Directions:
Omit all images. Transcribe the rest of the material below exactly.

# start of Extracted data

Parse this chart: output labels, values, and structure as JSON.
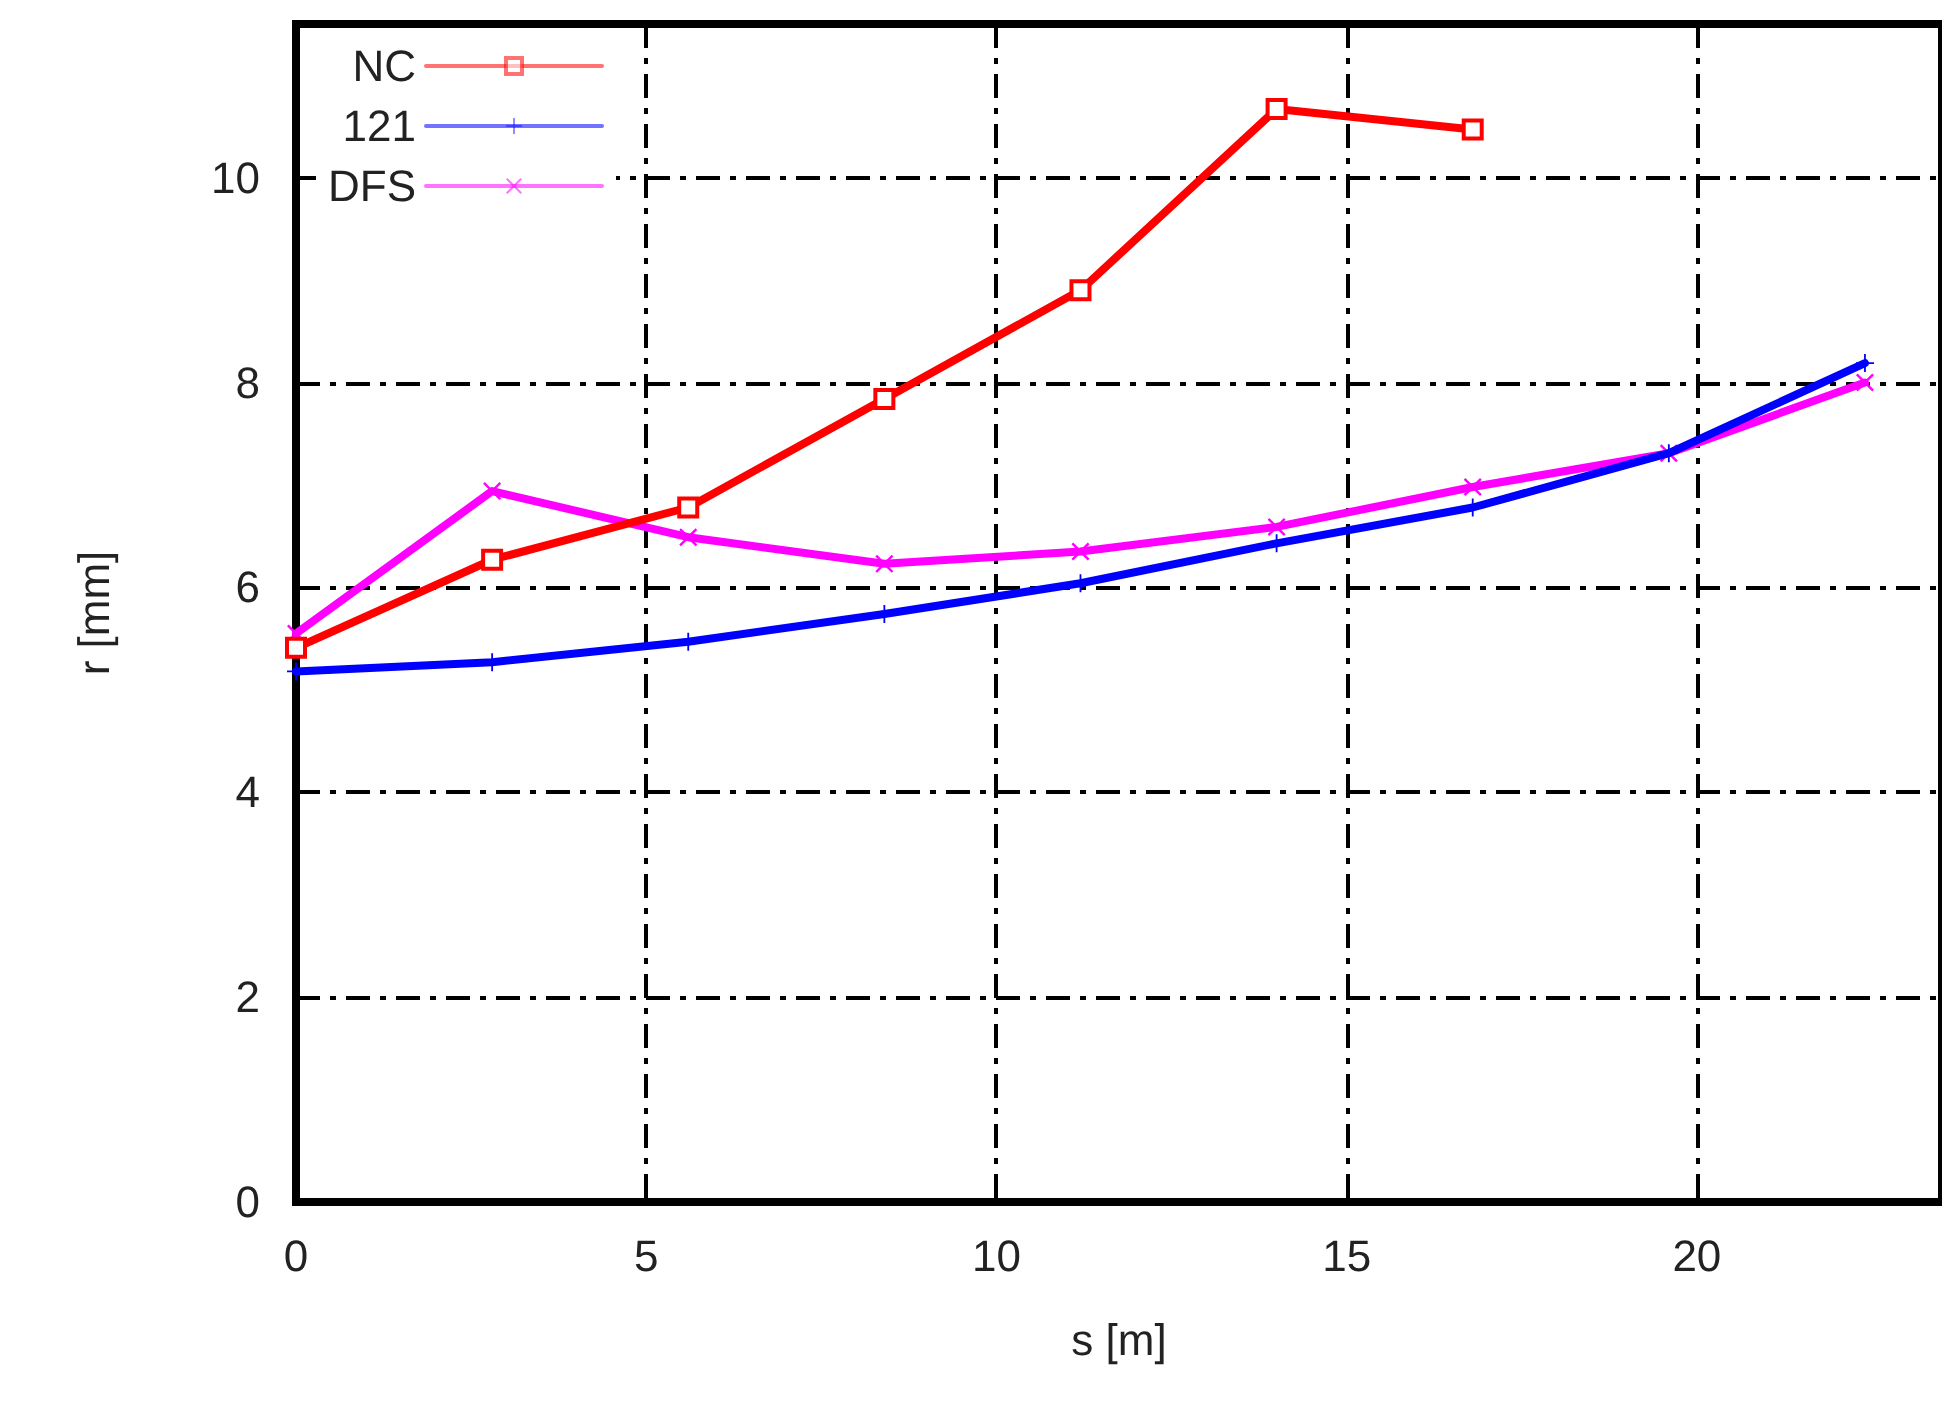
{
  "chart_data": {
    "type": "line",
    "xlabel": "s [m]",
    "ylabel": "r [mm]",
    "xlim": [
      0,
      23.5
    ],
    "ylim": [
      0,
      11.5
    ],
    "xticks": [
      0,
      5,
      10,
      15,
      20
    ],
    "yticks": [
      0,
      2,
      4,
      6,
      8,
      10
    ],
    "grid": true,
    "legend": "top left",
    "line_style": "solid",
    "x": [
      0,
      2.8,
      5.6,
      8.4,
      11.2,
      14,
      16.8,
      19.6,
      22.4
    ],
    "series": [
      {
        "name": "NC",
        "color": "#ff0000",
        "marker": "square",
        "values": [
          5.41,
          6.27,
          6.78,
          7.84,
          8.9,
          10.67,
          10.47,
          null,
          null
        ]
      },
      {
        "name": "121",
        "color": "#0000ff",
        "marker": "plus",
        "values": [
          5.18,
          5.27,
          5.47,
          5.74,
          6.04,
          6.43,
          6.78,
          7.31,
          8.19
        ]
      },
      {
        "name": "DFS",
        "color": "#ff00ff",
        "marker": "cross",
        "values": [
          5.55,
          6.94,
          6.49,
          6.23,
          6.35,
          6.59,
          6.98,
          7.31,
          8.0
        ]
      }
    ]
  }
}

# end of Extracted data

Task output:
Parse this chart: output labels, values, and structure as JSON.
{
  "chart_data": {
    "type": "line",
    "xlabel": "s [m]",
    "ylabel": "r [mm]",
    "xlim": [
      0,
      23.5
    ],
    "ylim": [
      0,
      11.5
    ],
    "xticks": [
      0,
      5,
      10,
      15,
      20
    ],
    "yticks": [
      0,
      2,
      4,
      6,
      8,
      10
    ],
    "grid": true,
    "legend": "top left",
    "line_style": "solid",
    "x": [
      0,
      2.8,
      5.6,
      8.4,
      11.2,
      14,
      16.8,
      19.6,
      22.4
    ],
    "series": [
      {
        "name": "NC",
        "color": "#ff0000",
        "marker": "square",
        "values": [
          5.41,
          6.27,
          6.78,
          7.84,
          8.9,
          10.67,
          10.47,
          null,
          null
        ]
      },
      {
        "name": "121",
        "color": "#0000ff",
        "marker": "plus",
        "values": [
          5.18,
          5.27,
          5.47,
          5.74,
          6.04,
          6.43,
          6.78,
          7.31,
          8.19
        ]
      },
      {
        "name": "DFS",
        "color": "#ff00ff",
        "marker": "cross",
        "values": [
          5.55,
          6.94,
          6.49,
          6.23,
          6.35,
          6.59,
          6.98,
          7.31,
          8.0
        ]
      }
    ]
  }
}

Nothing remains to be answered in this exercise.